**WHAT TO WORK ON**:
(A) From the soup recipe thread, list each vegetable in the lentil soup ingredient list, with its quantity.
(B) Carry the soup recipe thread forward from its last post.

**EXCERPT**:
_____

They sound so good! I'm going to try them!!


----------



## lisamarie (Nov 19, 2001)

I love soups~in fact, I got a great lentil soup recipe off of the old boards. It was easy and yummy, I will try to find it and post!

Warmly~

Lisa


----------



## mama love (Nov 20, 2001)

Thanx for those yummy recipes.I think I'll try the potatoe leek for supper tonight!!!!








Lori


----------



## lisamarie (Nov 19, 2001)

I found the lentil soup recipe that I got off the boards, back in April. I didn't keep the person's name who posted this~so if you see it, please take credit. I love this soup!

2 Tbs. Safflower Oil
2 Cloves Garlic
1 chopped onion
2 large carrots
2 stalks celery
1 1/2 cups dry lentils
7 1/2 coups water
1 vegetable bouillon cube
1/2 cup ketchup
pinch of tyhme
dash of paprika

Heat the oil in a heavy soup pot. Mince garlic, slice onion & saute them in the oil, sitrr freq. until softened. Coarsely chop the carrots and celery & add to the oil, stirring well to coat them. Add lentils & stir. Add water. Bring the sup to a boil & when boiling add bouillion, thyme & paprika. Reduce heat to medium low and simmer the soup covered for 45 min. to an hour. lentils should be very soft. Add ketsup and serve.

_____

**INFORMATION SUPPLIED**:

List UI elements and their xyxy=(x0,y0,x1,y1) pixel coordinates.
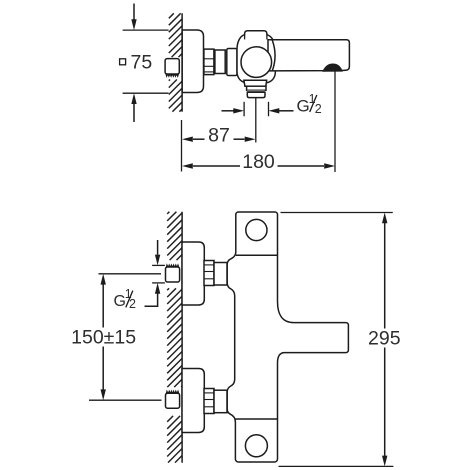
svg-text:75: 75 xyxy=(131,51,153,73)
svg-text:150±15: 150±15 xyxy=(71,327,136,349)
svg-text:180: 180 xyxy=(242,151,275,173)
svg-text:2: 2 xyxy=(129,297,136,311)
svg-text:295: 295 xyxy=(368,328,401,350)
svg-text:2: 2 xyxy=(315,102,322,116)
svg-text:87: 87 xyxy=(208,124,230,146)
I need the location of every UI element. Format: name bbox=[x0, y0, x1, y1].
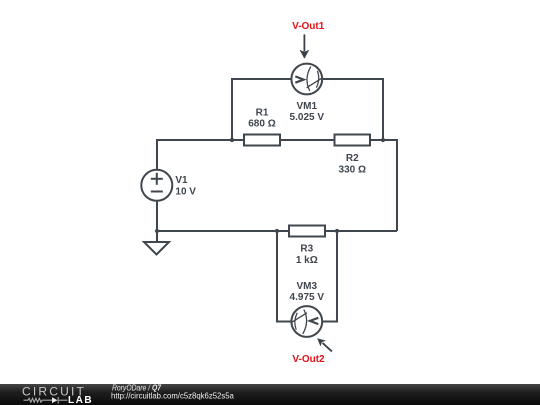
footer logo LAB text bbox=[68, 395, 93, 405]
wire bottom net left segment bbox=[157, 230, 289, 232]
junction node D bbox=[335, 229, 339, 233]
V-Out2 pointer arrow bbox=[317, 338, 332, 351]
wire VM3 left lead bbox=[277, 231, 292, 322]
footer bar background bbox=[0, 384, 540, 405]
voltage source V1 bbox=[141, 170, 172, 201]
wire R2 to right corner and down bbox=[370, 140, 397, 231]
svg-text:5.025 V: 5.025 V bbox=[290, 112, 325, 123]
junction ground node bbox=[155, 229, 159, 233]
svg-text:V1: V1 bbox=[175, 175, 188, 186]
resistor R2 bbox=[335, 135, 371, 146]
svg-text:R2: R2 bbox=[346, 153, 359, 164]
label VM3 bbox=[297, 281, 318, 292]
label VM3 value 4.975 V bbox=[290, 292, 325, 303]
svg-text:LAB: LAB bbox=[68, 395, 93, 405]
label V1 bbox=[175, 175, 188, 186]
node V-Out2 label bbox=[292, 354, 325, 365]
label R2 value 330 ohm bbox=[339, 164, 366, 175]
wire VM1 left lead to node A bbox=[232, 79, 292, 140]
svg-text:R1: R1 bbox=[256, 107, 269, 118]
resistor R1 bbox=[244, 135, 280, 146]
wire top net from V1 to node A bbox=[157, 140, 232, 170]
junction node B bbox=[381, 138, 385, 142]
label V1 value 10 V bbox=[175, 187, 196, 198]
wire R1 to R2 bbox=[280, 139, 335, 141]
junction node A bbox=[230, 138, 234, 142]
junction node C bbox=[275, 229, 279, 233]
voltmeter VM1 bbox=[291, 64, 322, 95]
footer url line bbox=[111, 391, 234, 400]
svg-text:10 V: 10 V bbox=[175, 187, 196, 198]
voltmeter VM3 bbox=[291, 306, 322, 337]
label R3 value 1 kohm bbox=[296, 255, 318, 266]
footer logo resistor-diode symbol bbox=[24, 397, 68, 404]
wire V1 bottom lead bbox=[156, 201, 158, 231]
wire VM3 right lead bbox=[322, 231, 337, 322]
wire bottom net right segment bbox=[325, 230, 397, 232]
V-Out1 pointer arrow bbox=[300, 34, 310, 58]
svg-text:1 kΩ: 1 kΩ bbox=[296, 255, 318, 266]
node V-Out1 label bbox=[292, 21, 325, 32]
ground bbox=[144, 231, 169, 255]
label R1 value 680 ohm bbox=[248, 119, 275, 130]
svg-text:R3: R3 bbox=[300, 243, 313, 254]
svg-text:VM3: VM3 bbox=[297, 281, 318, 292]
svg-text:V-Out2: V-Out2 bbox=[292, 354, 325, 365]
svg-text:V-Out1: V-Out1 bbox=[292, 21, 325, 32]
label R3 bbox=[300, 243, 313, 254]
label VM1 value 5.025 V bbox=[290, 112, 325, 123]
svg-text:680 Ω: 680 Ω bbox=[248, 119, 275, 130]
footer credit line bbox=[112, 383, 162, 393]
svg-text:4.975 V: 4.975 V bbox=[290, 292, 325, 303]
footer logo CIRCUIT text bbox=[22, 385, 86, 399]
svg-text:http://circuitlab.com/c5z8qk6z: http://circuitlab.com/c5z8qk6z52s5a bbox=[111, 391, 234, 400]
resistor R3 bbox=[289, 226, 325, 237]
label R2 bbox=[346, 153, 359, 164]
wire node A to R1 bbox=[232, 139, 244, 141]
svg-text:VM1: VM1 bbox=[297, 101, 318, 112]
wire VM1 right lead to node B bbox=[322, 79, 383, 140]
label VM1 bbox=[297, 101, 318, 112]
svg-text:330 Ω: 330 Ω bbox=[339, 164, 366, 175]
label R1 bbox=[256, 107, 269, 118]
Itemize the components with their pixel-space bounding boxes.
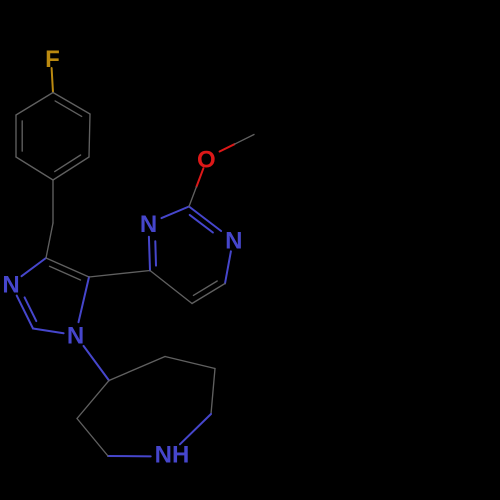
- bond N1imid-C ring: [84, 346, 110, 381]
- svg-text:N: N: [225, 228, 242, 255]
- phenyl C6=C1 inner: [55, 101, 82, 117]
- phenyl C2-C3: [15, 115, 17, 157]
- pyrim N1-C2: [162, 207, 190, 219]
- bond O-CH3 red half: [220, 144, 235, 151]
- svg-text:O: O: [197, 147, 216, 174]
- bond O-C2pyrim red half: [196, 168, 203, 187]
- svg-text:N: N: [140, 211, 157, 238]
- bond C4phenyl-CH2: [52, 180, 54, 223]
- imid N3-C4: [22, 258, 47, 276]
- phenyl C5-C6: [89, 114, 90, 157]
- imid C4=C5: [46, 258, 89, 277]
- satring NH-C6: [108, 455, 151, 457]
- phenyl C3-C4: [16, 157, 53, 180]
- bond CH2-C4imid: [46, 223, 53, 258]
- bond O-CH3 gray half: [235, 135, 255, 145]
- bond C5imid-C4pyrim: [89, 271, 150, 278]
- bond F-C1 (olive): [52, 68, 53, 93]
- phenyl C2=C3 inner: [21, 121, 23, 151]
- satring C3-C4: [211, 369, 215, 415]
- pyrim C5-C4: [150, 271, 192, 304]
- pyrim C2=N3 inner: [190, 215, 213, 233]
- satring C7-C1: [77, 381, 109, 419]
- bond O-C2pyrim gray half: [189, 187, 196, 207]
- pyrim C2=N3: [189, 207, 221, 232]
- imid C2-N1: [33, 329, 64, 334]
- svg-text:NH: NH: [155, 441, 190, 468]
- pyrim N1=C4: [149, 237, 150, 271]
- satring C2-C3: [165, 357, 215, 369]
- imid N3=C2 inner: [25, 297, 37, 321]
- satring C1-C2: [109, 357, 165, 381]
- phenyl C1-C2: [16, 93, 53, 116]
- satring C4-NH: [180, 414, 211, 444]
- satring C6-C7: [77, 419, 108, 457]
- imid C4=C5 inner: [50, 266, 81, 280]
- pyrim C6=C5: [192, 284, 225, 304]
- imid C5-N1: [79, 277, 90, 322]
- svg-text:N: N: [2, 272, 19, 299]
- phenyl C4=C5 inner: [55, 155, 81, 172]
- pyrim N1=C4 inner: [154, 241, 157, 265]
- pyrim C6=C5 inner: [193, 281, 217, 295]
- svg-text:N: N: [67, 323, 84, 350]
- pyrim N3-C6: [225, 251, 231, 283]
- imid N3=C2: [17, 296, 33, 329]
- phenyl C6-C1: [53, 93, 90, 115]
- svg-text:F: F: [45, 46, 60, 73]
- phenyl C4-C5: [53, 157, 89, 180]
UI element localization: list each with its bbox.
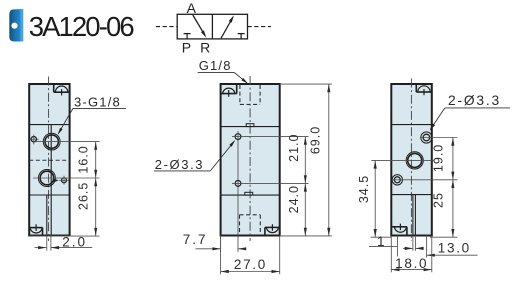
right cell blocked port symbol xyxy=(238,33,245,35)
right view bottom-left screw notch xyxy=(406,227,408,236)
svg-text:2-Ø3.3: 2-Ø3.3 xyxy=(448,93,501,108)
left view step line upper xyxy=(29,124,69,126)
middle view step line upper xyxy=(221,126,280,128)
left view dim extension bottom xyxy=(29,235,99,237)
left view hidden dashed line xyxy=(29,159,69,161)
middle view hidden top port hole xyxy=(239,85,241,104)
svg-text:19.0: 19.0 xyxy=(432,144,446,172)
svg-text:1: 1 xyxy=(377,234,385,249)
svg-text:3-G1/8: 3-G1/8 xyxy=(74,94,121,109)
left view port circle G1/8 upper xyxy=(43,133,60,150)
middle view hidden bottom slot xyxy=(239,215,241,235)
dim 69.0 xyxy=(328,84,330,236)
left view top-right screw notch xyxy=(53,84,55,92)
svg-text:13.0: 13.0 xyxy=(438,240,471,255)
middle view tab lower xyxy=(245,192,253,195)
dim 16.0 xyxy=(95,142,97,178)
middle dim extension row h1 xyxy=(232,136,309,138)
left view small hole left xyxy=(31,137,36,142)
svg-text:7.7: 7.7 xyxy=(183,232,208,247)
left view body outline xyxy=(29,84,69,236)
svg-text:2.0: 2.0 xyxy=(62,234,87,249)
right view top-right screw notch xyxy=(415,84,417,92)
dim 26.5 xyxy=(95,178,97,236)
right view body outline xyxy=(391,84,432,236)
left view 2mm step edge xyxy=(46,195,48,236)
svg-text:34.5: 34.5 xyxy=(357,175,371,203)
right view counterbore hole top xyxy=(421,132,432,143)
left cell flow arrow R-A xyxy=(193,15,205,36)
dim 25 xyxy=(452,180,454,237)
left view step line lower xyxy=(29,194,69,196)
middle dim extension top xyxy=(280,83,332,85)
right view counterbore hole left xyxy=(392,175,402,185)
svg-text:24.0: 24.0 xyxy=(287,185,301,213)
mounting hole H2 xyxy=(235,181,241,187)
svg-text:P: P xyxy=(182,39,191,55)
svg-text:A: A xyxy=(187,0,197,16)
right view slot edge a xyxy=(412,195,414,236)
dim 19.0 xyxy=(452,138,454,180)
right dim extension bottom right xyxy=(430,236,458,238)
svg-text:2-Ø3.3: 2-Ø3.3 xyxy=(155,157,204,172)
svg-text:27.0: 27.0 xyxy=(234,257,267,272)
pilot dashed line left xyxy=(156,26,177,28)
dim 34.5 xyxy=(374,160,376,237)
middle view bottom-right screw notch xyxy=(264,227,266,235)
dim 7.7 extension xyxy=(220,236,222,253)
right cell flow arrow P-A xyxy=(221,18,233,39)
middle dim extension row h2 xyxy=(232,182,309,184)
right view centerline xyxy=(410,79,412,242)
dim 2.0 xyxy=(35,247,47,249)
svg-text:16.0: 16.0 xyxy=(77,145,91,173)
left cell blocked port symbol xyxy=(184,33,191,35)
dim 2.0 extension lines xyxy=(46,236,48,251)
dim 24.0 xyxy=(304,183,306,236)
dim 18.0 extensions xyxy=(390,236,392,273)
svg-text:18.0: 18.0 xyxy=(395,256,428,271)
middle view top-left screw notch xyxy=(236,84,238,94)
valve symbol box U1 xyxy=(177,14,247,39)
dim 13.0 xyxy=(427,254,478,256)
svg-text:G1/8: G1/8 xyxy=(199,58,232,73)
left view centerline xyxy=(48,77,50,242)
right view bore circle xyxy=(406,152,423,169)
middle view tab upper xyxy=(246,124,254,127)
dim 18.0 xyxy=(391,269,432,271)
dim 27.0 extensions xyxy=(220,236,222,275)
svg-text:25: 25 xyxy=(432,192,446,208)
dim 7.7 xyxy=(196,248,221,250)
svg-text:3A120-06: 3A120-06 xyxy=(29,11,135,42)
dim 1 xyxy=(369,245,398,247)
right dim extension row1 xyxy=(420,137,457,139)
right dim extension big circle row xyxy=(371,159,433,161)
right view slot edge b xyxy=(414,195,416,236)
middle view centerline xyxy=(249,76,251,241)
left view bottom-left screw notch xyxy=(42,228,44,236)
left view internal edge xyxy=(50,125,52,236)
left view port circle G1/8 lower xyxy=(38,170,55,187)
mounting hole H1 xyxy=(235,134,241,140)
dim 27.0 xyxy=(221,271,280,273)
left view dim extension row1 xyxy=(36,141,100,143)
right view step line upper xyxy=(391,124,432,126)
left view small hole right xyxy=(62,178,67,183)
middle view step line lower xyxy=(221,194,280,196)
right dim extension bottom left xyxy=(371,236,392,238)
svg-text:26.5: 26.5 xyxy=(77,182,91,210)
pilot dashed line right xyxy=(248,26,272,28)
svg-text:21.0: 21.0 xyxy=(287,134,301,162)
middle dim extension bottom xyxy=(281,235,332,237)
right dim extension row2 xyxy=(392,179,458,181)
dim 21.0 xyxy=(304,137,306,184)
left view dim extension row2 xyxy=(33,177,100,179)
svg-text:69.0: 69.0 xyxy=(309,126,323,154)
middle view body outline xyxy=(221,84,280,236)
svg-text:R: R xyxy=(200,39,210,55)
right view step line lower xyxy=(391,194,432,196)
dim 1 extensions xyxy=(397,236,399,257)
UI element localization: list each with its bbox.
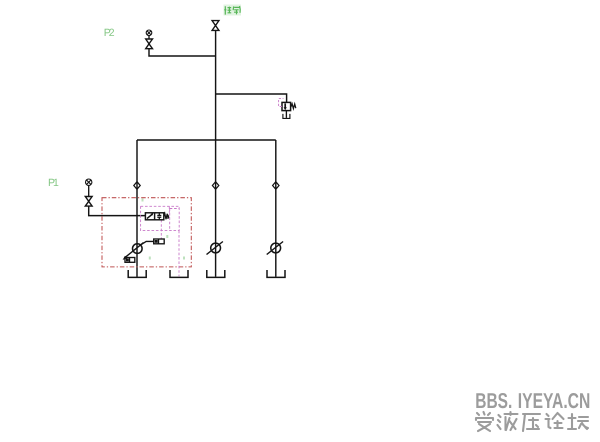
svg-text:P1: P1 [48,177,59,189]
shutoff valve P2 [146,39,153,49]
metering unit circle (middle) [211,243,221,253]
metering unit circle (right) [271,243,281,253]
pilot line valve to actuator (magenta dashed) [160,220,162,239]
tank T1 [128,270,146,277]
pilot box right of valve (magenta dashed) [170,209,179,231]
gauge port P2 [146,30,152,36]
actuator box A (upper right) [154,239,165,244]
wire left branch vertical [136,140,138,277]
wire P1 gauge stem [88,185,90,196]
tank T2 [170,270,188,277]
tank relief drain [283,114,290,119]
directional valve S1 [145,213,163,220]
spring of directional valve [164,214,169,220]
coupling diamond middle [212,182,218,190]
coupling diamond right [273,182,279,190]
wire P2 gauge stem [148,36,150,39]
shutoff valve P1 [85,197,92,207]
pilot enclosure (magenta dashed) [141,206,180,230]
label vent (green) [224,5,242,16]
pilot line valve top (magenta dashed) [168,206,170,213]
wire relief valve to tank [285,111,287,118]
actuator box B (lower left) [125,258,135,263]
gauge port P1 [86,179,92,185]
shutoff valve top vent [212,21,219,31]
tiny green marks [142,199,186,260]
svg-text:P2: P2 [104,27,115,39]
pilot drain line to tank T2 (magenta dashed) [178,231,180,277]
wire right branch vertical [275,140,277,277]
svg-text:BBS.: BBS. [475,389,512,413]
tank T4 [267,270,285,277]
adjustment arrow through circle [125,243,144,258]
wire elbow to actuator box A [141,241,154,245]
slash through middle circle [207,242,223,255]
relief valve R1 [282,102,291,110]
svg-text:IYEYA.CN: IYEYA.CN [518,389,591,413]
tank T3 [207,270,225,277]
wire relief branch [216,94,287,102]
wire P2 branch to main [149,49,216,56]
wire main vertical line [215,30,217,276]
enclosure box (red dash-dot) [102,198,191,267]
slash through right circle [267,242,283,255]
wire manifold horizontal [137,139,276,141]
metering unit circle (left) [133,244,143,254]
coupling diamond left [134,182,140,190]
spring of relief valve [291,104,296,109]
pilot line relief (magenta dashed) [279,99,284,107]
wire P1 to valve [89,206,146,216]
watermark chinese characters [476,412,588,431]
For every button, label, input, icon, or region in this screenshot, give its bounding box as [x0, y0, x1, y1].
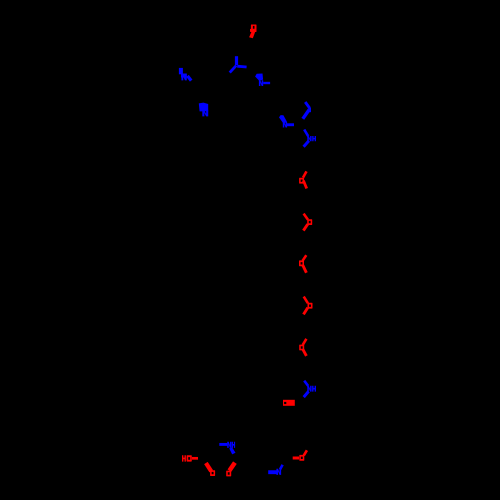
- amide N top: [230, 56, 247, 72]
- ether O3: [299, 255, 306, 273]
- ring N with wedge (pyrimidine): [279, 115, 294, 127]
- ether O2: [303, 214, 312, 231]
- amide C=O lower: [283, 400, 295, 406]
- amide NH lower: [304, 381, 316, 397]
- N with bold wedge (pyrrolidine C3): [255, 74, 270, 87]
- carbonyl O top: [249, 25, 256, 39]
- carboxyl C=O: [206, 463, 215, 476]
- carboxyl HO: [182, 455, 198, 461]
- glutarimide C=O: [226, 463, 235, 477]
- ether O1: [299, 171, 307, 188]
- ether O4: [304, 297, 313, 315]
- pyrazole N=N: [303, 102, 310, 119]
- ether O5: [299, 339, 306, 356]
- ring NH: [304, 130, 316, 147]
- imine N left: [179, 68, 191, 81]
- N with bold wedge left-lower: [199, 103, 208, 117]
- lactam C=N: [268, 465, 282, 475]
- ester O: [293, 450, 307, 460]
- glutarimide NH: [219, 442, 235, 455]
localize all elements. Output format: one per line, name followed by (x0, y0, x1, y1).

_____

**EXPECTED ANSWERS**:
(A) 2 cloves garlic, 1 chopped onion, 2 large carrots, 2 stalks celery

(B)
Enjoy!

Lisa


----------



## Nee Nee (Jan 11, 2002)

this is my version of the easiest and fastest squash soup ever!

1 bag frozen squash (1kg)
1 onion
4 cups chicken/or vegetable stock
1 cup apple sauce
1/4 cup butter

sautée onion in butter til translucent

add squash, stock and apple sauce

bring to a boil for 20 minutes,

purée in pot with hand mixer(braun) or transfer to a blender

ladel and serve(add a dash of hot sauce if you like)

It is so delicious and people will think you slaved all day over a hot stove!!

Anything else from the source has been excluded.